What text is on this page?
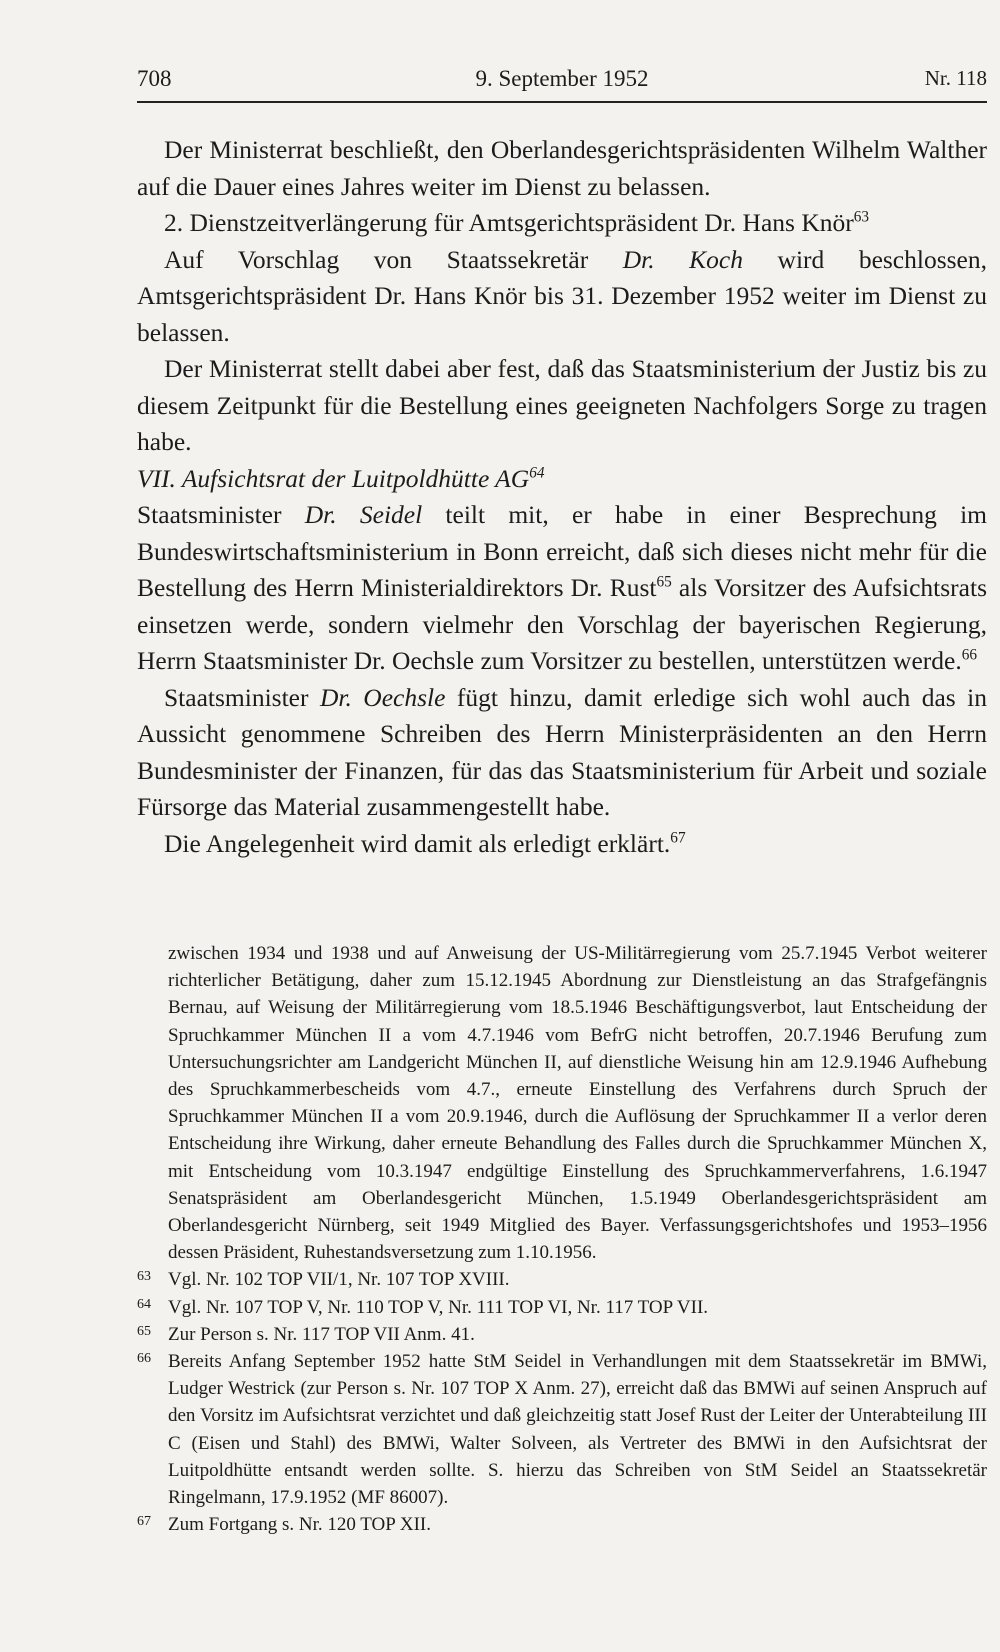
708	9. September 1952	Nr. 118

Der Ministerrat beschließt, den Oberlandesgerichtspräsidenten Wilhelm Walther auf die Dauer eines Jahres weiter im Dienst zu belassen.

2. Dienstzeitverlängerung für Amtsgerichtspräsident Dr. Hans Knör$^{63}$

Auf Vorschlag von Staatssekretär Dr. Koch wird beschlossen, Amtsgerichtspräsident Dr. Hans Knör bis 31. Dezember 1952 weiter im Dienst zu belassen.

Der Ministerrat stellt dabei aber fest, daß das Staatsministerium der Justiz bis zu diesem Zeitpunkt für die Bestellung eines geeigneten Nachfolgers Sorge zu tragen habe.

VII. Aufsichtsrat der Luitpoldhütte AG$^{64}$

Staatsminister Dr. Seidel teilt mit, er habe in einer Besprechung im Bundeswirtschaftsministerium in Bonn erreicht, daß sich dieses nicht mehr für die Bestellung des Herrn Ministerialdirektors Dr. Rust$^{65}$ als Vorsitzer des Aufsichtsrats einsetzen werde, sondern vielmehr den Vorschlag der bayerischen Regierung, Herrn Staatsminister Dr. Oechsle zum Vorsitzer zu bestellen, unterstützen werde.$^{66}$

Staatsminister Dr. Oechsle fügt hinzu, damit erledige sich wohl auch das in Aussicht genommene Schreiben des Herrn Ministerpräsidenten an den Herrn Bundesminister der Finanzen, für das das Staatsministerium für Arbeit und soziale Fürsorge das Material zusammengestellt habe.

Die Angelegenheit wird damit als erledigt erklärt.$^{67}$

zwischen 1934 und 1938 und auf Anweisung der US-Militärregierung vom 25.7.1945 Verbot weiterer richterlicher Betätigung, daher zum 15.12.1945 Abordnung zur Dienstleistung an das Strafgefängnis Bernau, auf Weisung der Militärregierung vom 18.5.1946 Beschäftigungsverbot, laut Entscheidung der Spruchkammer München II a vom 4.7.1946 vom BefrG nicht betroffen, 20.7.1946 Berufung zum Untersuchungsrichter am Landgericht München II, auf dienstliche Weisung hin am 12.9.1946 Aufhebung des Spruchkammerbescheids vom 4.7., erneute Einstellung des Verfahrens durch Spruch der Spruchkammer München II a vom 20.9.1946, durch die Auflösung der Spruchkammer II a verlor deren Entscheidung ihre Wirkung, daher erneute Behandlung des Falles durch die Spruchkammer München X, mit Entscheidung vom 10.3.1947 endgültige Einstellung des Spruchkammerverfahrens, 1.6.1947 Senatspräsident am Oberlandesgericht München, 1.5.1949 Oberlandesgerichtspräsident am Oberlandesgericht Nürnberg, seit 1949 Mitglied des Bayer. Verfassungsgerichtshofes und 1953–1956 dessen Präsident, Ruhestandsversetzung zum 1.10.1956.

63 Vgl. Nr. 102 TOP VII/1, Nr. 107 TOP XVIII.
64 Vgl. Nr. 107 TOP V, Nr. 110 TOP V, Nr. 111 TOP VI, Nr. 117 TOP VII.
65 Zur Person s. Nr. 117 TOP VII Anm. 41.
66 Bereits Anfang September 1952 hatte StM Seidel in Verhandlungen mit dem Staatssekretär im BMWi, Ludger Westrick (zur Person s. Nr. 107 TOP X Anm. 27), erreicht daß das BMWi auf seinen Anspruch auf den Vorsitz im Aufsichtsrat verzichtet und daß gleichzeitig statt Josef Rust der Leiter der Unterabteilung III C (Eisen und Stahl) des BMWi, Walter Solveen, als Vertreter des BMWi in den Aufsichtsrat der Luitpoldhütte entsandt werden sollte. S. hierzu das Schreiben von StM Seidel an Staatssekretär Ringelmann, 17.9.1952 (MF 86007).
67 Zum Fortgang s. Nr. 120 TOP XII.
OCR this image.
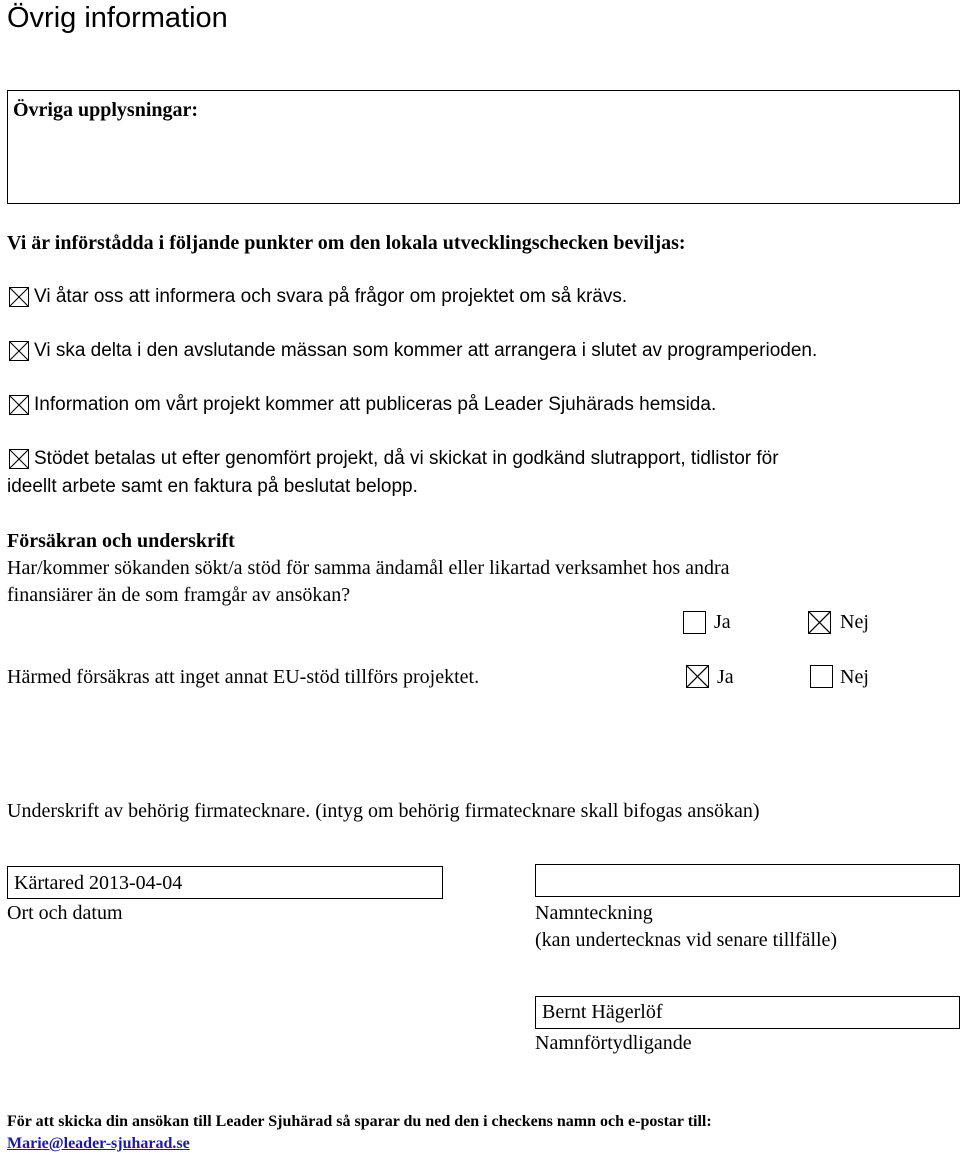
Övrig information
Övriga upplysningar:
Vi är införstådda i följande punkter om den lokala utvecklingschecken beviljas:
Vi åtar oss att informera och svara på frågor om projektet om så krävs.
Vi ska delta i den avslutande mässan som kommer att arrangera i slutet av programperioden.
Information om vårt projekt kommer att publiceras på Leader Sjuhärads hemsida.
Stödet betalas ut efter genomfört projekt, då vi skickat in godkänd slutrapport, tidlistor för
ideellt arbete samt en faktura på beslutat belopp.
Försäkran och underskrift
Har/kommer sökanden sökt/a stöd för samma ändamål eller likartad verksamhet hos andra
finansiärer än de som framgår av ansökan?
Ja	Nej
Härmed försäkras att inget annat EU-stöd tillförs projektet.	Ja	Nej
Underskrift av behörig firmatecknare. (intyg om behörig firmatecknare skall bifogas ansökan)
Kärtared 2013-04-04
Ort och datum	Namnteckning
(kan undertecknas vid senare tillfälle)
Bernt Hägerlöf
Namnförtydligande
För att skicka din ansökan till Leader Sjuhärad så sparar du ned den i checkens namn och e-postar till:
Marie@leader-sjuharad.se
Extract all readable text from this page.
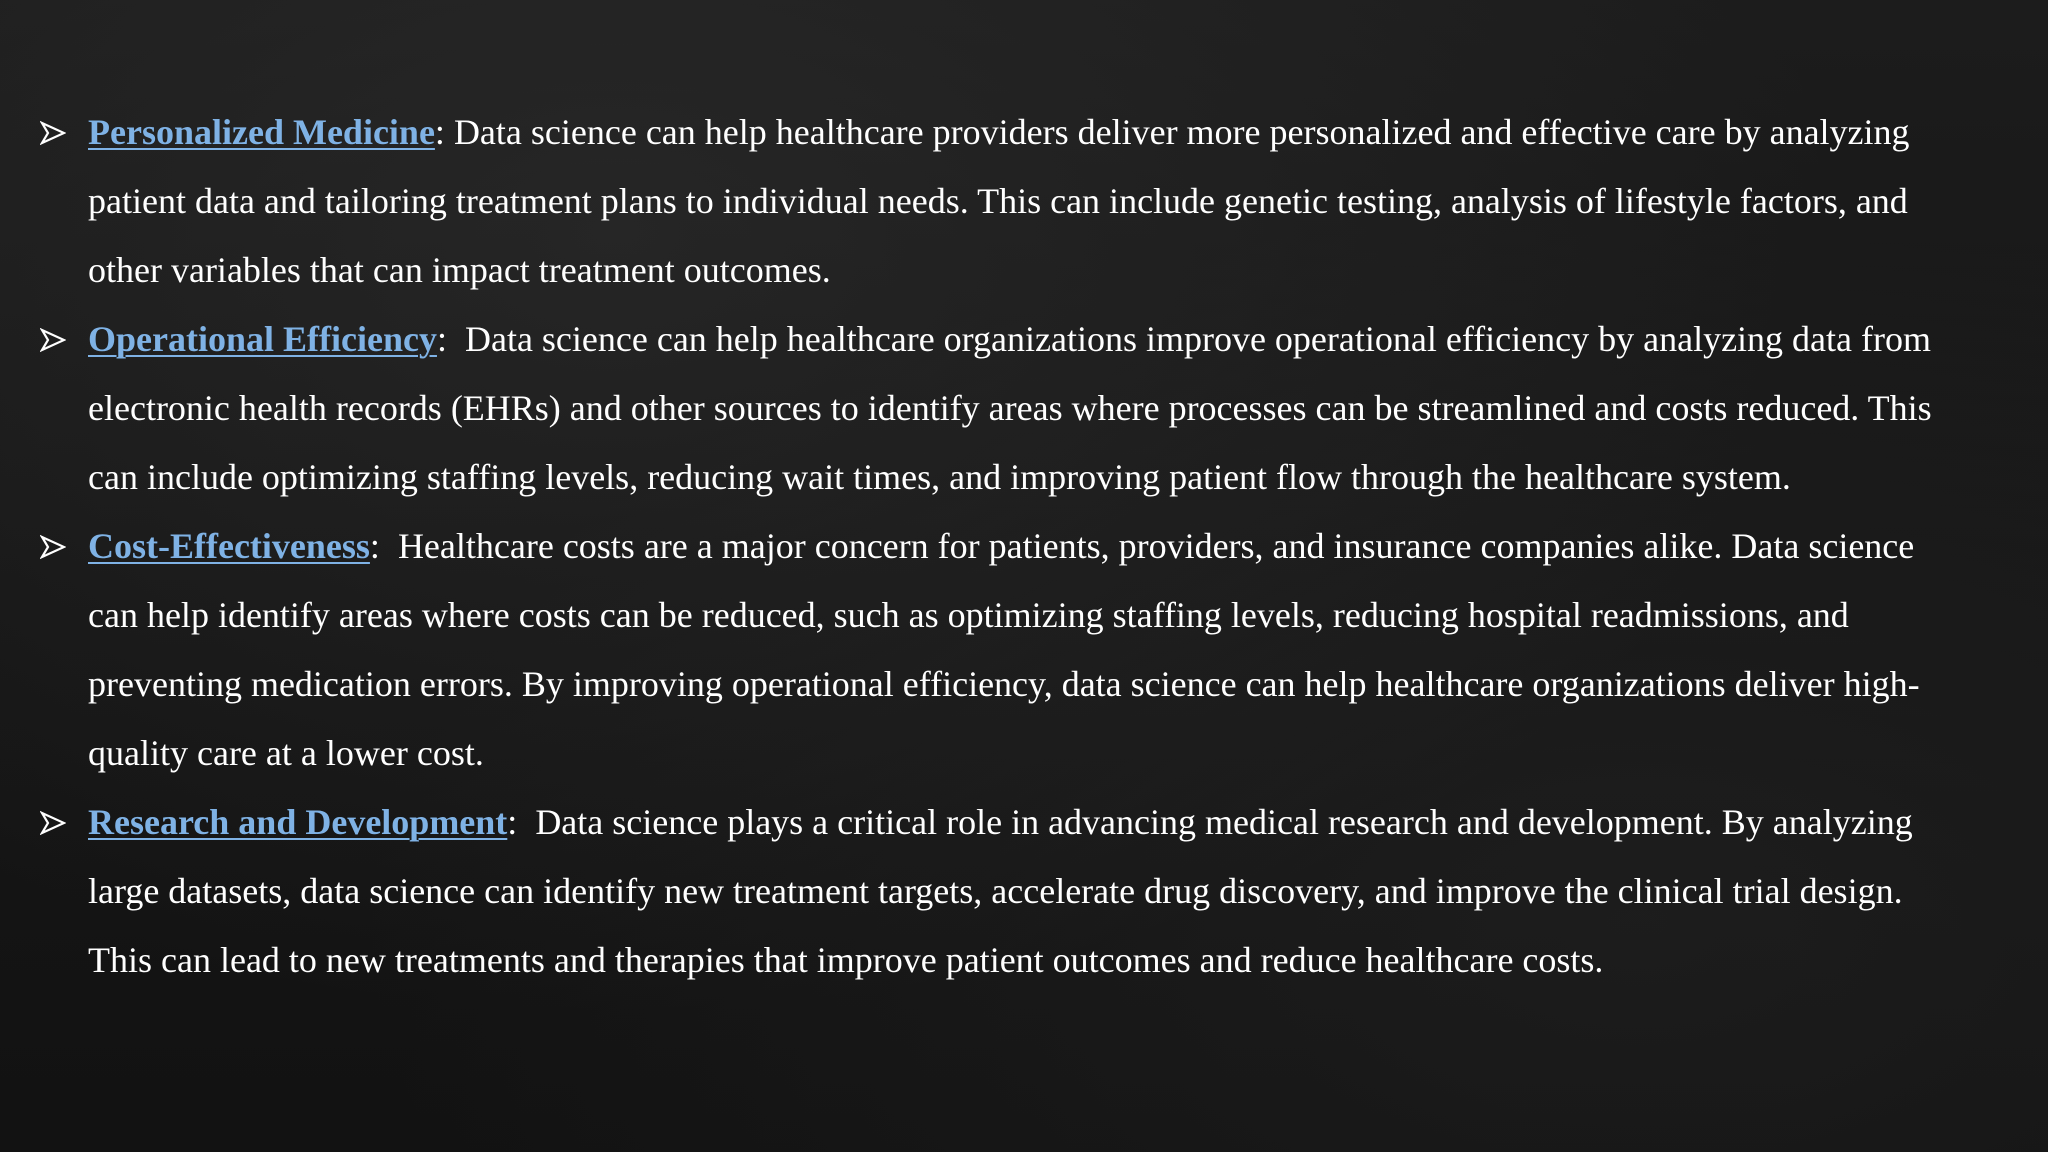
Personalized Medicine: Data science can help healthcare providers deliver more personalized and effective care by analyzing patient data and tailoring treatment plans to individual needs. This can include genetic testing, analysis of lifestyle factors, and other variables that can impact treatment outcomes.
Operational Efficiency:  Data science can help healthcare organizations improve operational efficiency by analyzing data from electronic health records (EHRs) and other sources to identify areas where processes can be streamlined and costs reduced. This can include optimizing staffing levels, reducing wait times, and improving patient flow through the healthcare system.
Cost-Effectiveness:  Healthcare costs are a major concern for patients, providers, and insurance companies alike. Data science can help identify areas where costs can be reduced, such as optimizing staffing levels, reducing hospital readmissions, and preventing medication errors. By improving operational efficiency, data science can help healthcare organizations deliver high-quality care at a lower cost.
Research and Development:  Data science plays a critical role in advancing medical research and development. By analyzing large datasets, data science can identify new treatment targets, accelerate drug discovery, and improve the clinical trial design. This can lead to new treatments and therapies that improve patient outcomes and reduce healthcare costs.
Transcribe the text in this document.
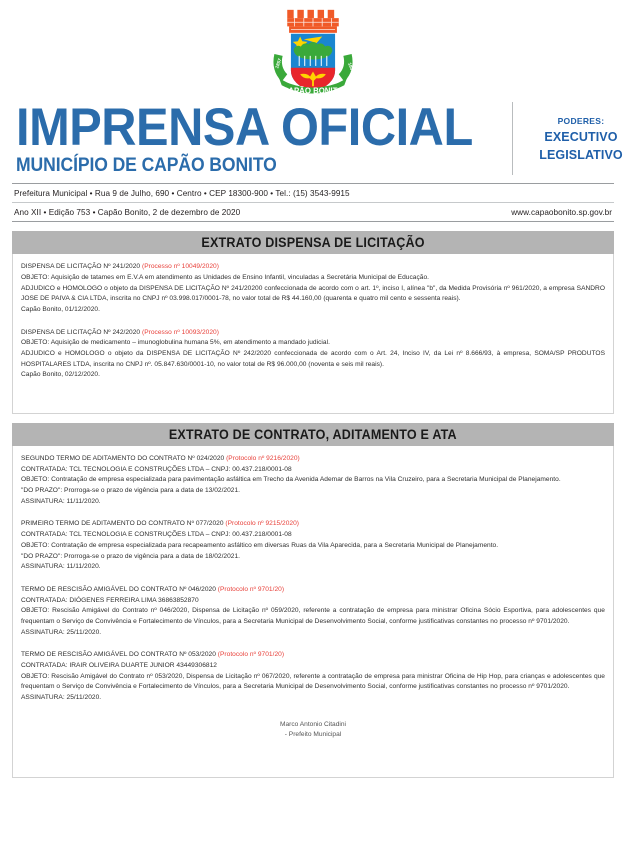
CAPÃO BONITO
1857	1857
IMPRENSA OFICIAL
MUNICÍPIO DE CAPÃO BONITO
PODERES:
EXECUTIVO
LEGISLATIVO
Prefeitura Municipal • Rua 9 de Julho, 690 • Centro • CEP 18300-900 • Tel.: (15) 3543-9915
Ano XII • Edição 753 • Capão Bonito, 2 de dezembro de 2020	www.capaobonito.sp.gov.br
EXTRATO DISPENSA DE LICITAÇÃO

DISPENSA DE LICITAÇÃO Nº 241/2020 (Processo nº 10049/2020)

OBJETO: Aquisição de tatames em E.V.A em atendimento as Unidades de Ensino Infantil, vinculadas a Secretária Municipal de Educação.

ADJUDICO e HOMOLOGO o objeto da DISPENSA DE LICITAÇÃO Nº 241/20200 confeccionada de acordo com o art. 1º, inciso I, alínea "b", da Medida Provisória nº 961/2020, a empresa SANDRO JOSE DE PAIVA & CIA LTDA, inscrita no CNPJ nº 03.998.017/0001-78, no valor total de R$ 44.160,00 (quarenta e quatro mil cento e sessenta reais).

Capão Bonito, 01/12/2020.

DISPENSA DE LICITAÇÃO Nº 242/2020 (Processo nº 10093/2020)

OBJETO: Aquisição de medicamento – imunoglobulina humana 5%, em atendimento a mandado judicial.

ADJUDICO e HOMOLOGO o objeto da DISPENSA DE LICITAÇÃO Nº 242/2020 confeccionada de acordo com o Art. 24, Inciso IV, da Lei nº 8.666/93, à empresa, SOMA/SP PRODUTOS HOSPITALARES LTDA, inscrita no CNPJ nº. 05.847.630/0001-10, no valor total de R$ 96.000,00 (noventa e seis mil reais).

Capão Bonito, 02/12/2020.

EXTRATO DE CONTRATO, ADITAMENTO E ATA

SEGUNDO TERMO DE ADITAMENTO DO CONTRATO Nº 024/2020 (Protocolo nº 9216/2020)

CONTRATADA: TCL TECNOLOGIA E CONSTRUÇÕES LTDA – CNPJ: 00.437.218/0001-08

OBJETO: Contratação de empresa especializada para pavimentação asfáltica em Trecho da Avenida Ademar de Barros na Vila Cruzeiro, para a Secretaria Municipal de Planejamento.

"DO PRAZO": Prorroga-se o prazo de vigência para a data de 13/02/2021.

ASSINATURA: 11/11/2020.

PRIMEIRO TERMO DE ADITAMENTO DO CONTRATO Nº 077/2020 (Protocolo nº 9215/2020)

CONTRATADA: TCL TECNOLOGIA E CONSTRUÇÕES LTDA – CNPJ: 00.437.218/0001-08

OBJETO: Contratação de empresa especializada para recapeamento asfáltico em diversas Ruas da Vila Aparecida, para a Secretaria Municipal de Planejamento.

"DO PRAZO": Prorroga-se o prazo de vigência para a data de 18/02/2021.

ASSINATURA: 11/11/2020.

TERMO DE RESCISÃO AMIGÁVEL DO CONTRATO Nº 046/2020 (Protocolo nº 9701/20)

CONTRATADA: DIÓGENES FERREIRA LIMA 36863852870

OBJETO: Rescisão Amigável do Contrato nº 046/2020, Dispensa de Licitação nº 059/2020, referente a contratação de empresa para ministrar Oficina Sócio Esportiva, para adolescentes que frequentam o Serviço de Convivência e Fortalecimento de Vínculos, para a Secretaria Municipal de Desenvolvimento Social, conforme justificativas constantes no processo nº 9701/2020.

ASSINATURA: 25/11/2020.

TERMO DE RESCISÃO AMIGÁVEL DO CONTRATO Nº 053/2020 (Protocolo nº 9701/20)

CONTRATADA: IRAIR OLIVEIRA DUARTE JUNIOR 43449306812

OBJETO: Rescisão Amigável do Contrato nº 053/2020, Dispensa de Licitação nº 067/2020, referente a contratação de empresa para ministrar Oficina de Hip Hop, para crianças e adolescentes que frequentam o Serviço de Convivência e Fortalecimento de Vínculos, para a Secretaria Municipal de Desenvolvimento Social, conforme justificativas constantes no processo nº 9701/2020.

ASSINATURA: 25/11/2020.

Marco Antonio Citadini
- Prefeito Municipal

[Exercise goal]:
Among the lines above, return each one holding the string "organizations".

[Task solution]:
Operational Efficiency:  Data science can help healthcare organizations improve operational efficiency by analyzing data from electronic health records (EHRs) and other sources to identify areas where processes can be streamlined and costs reduced. This can include optimizing staffing levels, reducing wait times, and improving patient flow through the healthcare system.
Cost-Effectiveness:  Healthcare costs are a major concern for patients, providers, and insurance companies alike. Data science can help identify areas where costs can be reduced, such as optimizing staffing levels, reducing hospital readmissions, and preventing medication errors. By improving operational efficiency, data science can help healthcare organizations deliver high-quality care at a lower cost.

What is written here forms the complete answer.